Tally up the lines below containing the string "Antivirus", then write the number alone.

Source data
---+---

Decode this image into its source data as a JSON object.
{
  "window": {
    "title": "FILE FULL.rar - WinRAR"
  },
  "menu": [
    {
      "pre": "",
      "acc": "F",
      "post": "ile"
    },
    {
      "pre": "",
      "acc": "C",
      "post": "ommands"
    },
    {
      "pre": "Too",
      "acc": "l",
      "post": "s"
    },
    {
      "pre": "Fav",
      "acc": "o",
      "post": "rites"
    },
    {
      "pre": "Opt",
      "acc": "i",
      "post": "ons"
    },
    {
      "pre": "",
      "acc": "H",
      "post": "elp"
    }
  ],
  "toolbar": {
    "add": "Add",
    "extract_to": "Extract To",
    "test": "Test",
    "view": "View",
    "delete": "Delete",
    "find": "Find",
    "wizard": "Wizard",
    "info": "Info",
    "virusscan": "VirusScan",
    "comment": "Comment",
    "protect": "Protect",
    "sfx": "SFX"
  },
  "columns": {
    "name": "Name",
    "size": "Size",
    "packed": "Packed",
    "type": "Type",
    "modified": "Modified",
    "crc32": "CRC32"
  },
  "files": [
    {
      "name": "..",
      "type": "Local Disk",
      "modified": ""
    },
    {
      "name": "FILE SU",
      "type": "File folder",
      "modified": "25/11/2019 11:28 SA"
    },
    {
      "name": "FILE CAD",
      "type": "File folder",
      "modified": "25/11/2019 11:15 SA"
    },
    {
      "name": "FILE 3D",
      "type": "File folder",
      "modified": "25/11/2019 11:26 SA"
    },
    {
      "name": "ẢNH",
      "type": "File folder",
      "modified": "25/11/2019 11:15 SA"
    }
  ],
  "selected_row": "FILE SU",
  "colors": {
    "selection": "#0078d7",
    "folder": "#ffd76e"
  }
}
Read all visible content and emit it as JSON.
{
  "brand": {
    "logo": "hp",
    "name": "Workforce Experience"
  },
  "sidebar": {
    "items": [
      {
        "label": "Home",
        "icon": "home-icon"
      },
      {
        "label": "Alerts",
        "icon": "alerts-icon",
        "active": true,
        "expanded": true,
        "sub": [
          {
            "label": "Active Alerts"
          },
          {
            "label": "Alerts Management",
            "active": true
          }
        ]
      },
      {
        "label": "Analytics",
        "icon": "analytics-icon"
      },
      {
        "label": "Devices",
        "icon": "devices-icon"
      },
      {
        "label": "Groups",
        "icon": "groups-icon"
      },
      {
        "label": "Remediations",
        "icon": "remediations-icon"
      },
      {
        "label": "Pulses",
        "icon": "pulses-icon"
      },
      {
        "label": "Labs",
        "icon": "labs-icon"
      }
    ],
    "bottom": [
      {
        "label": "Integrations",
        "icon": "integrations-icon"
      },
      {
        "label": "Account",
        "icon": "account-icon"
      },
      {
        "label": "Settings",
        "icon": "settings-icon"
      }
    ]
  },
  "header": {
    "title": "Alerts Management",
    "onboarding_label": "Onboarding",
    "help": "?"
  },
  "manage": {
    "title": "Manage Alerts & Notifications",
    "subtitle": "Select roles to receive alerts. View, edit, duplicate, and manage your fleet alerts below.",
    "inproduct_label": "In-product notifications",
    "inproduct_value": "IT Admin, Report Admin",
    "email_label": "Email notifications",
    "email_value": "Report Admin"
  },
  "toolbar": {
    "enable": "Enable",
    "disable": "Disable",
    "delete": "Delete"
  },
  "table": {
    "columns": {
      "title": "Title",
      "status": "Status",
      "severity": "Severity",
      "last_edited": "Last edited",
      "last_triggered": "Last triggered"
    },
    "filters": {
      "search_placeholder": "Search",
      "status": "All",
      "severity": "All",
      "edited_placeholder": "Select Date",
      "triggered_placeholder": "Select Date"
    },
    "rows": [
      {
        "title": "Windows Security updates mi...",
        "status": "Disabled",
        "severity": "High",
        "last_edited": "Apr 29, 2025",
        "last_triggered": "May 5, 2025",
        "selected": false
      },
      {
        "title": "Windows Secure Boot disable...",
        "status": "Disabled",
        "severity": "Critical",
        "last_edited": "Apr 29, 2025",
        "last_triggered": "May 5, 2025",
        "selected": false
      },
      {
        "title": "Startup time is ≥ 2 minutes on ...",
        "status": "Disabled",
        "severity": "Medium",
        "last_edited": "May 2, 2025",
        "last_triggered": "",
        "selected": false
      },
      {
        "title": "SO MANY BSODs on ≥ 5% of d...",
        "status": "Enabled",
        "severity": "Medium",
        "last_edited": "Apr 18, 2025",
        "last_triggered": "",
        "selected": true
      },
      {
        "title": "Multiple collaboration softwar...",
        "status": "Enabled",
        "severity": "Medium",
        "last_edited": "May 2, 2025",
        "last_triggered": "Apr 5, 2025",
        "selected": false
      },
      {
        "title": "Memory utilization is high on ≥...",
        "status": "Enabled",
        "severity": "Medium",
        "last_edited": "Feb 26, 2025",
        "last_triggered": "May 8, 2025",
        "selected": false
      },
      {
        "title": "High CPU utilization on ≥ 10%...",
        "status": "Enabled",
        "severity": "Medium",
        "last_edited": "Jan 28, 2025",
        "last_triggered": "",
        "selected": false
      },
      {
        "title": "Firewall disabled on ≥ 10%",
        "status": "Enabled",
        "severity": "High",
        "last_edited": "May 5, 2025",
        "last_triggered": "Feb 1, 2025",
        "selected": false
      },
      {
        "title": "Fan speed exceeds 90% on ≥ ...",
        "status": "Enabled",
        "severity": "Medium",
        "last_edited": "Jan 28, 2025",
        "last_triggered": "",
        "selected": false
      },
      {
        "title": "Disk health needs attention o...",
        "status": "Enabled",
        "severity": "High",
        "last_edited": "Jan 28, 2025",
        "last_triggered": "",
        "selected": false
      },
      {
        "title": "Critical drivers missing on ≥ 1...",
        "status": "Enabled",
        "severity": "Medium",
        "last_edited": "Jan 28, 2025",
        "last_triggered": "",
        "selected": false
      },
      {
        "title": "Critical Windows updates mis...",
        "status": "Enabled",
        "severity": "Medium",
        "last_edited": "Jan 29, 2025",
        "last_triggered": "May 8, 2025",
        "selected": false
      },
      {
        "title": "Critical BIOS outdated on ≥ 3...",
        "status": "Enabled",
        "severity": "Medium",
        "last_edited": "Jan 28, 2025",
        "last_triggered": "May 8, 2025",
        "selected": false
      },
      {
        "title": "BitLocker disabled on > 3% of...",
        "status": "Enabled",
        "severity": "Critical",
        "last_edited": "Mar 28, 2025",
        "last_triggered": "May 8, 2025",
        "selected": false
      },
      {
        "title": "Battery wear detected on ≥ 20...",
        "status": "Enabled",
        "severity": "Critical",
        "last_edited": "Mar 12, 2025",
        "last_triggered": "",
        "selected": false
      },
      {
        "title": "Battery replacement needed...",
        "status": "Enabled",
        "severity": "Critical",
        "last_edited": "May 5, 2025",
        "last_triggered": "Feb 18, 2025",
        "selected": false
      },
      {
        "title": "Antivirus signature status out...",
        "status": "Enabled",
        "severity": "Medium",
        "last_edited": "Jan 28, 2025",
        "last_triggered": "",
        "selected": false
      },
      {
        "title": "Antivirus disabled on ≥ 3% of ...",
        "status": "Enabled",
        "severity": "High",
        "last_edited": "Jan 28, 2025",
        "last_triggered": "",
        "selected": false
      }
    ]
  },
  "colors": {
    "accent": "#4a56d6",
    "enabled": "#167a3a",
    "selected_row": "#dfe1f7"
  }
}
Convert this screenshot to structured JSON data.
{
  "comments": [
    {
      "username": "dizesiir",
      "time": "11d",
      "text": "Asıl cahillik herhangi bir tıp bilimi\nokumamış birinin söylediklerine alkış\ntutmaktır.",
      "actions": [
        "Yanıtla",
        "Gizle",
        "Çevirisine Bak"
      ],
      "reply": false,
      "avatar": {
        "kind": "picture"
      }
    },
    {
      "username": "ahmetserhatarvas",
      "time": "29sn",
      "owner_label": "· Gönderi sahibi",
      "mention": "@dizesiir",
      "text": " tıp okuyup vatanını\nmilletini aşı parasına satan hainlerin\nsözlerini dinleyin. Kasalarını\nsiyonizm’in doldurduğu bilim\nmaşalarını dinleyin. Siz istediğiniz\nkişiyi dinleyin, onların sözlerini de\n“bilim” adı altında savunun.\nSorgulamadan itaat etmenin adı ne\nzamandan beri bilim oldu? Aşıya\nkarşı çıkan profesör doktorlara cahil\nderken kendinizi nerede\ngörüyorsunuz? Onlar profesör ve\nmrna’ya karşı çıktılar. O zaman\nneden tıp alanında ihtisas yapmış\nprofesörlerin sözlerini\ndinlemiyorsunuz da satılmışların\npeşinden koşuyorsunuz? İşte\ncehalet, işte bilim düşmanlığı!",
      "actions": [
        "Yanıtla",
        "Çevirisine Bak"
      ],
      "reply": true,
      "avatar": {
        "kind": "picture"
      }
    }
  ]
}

---+---

RESULT OF THIS TASK: 2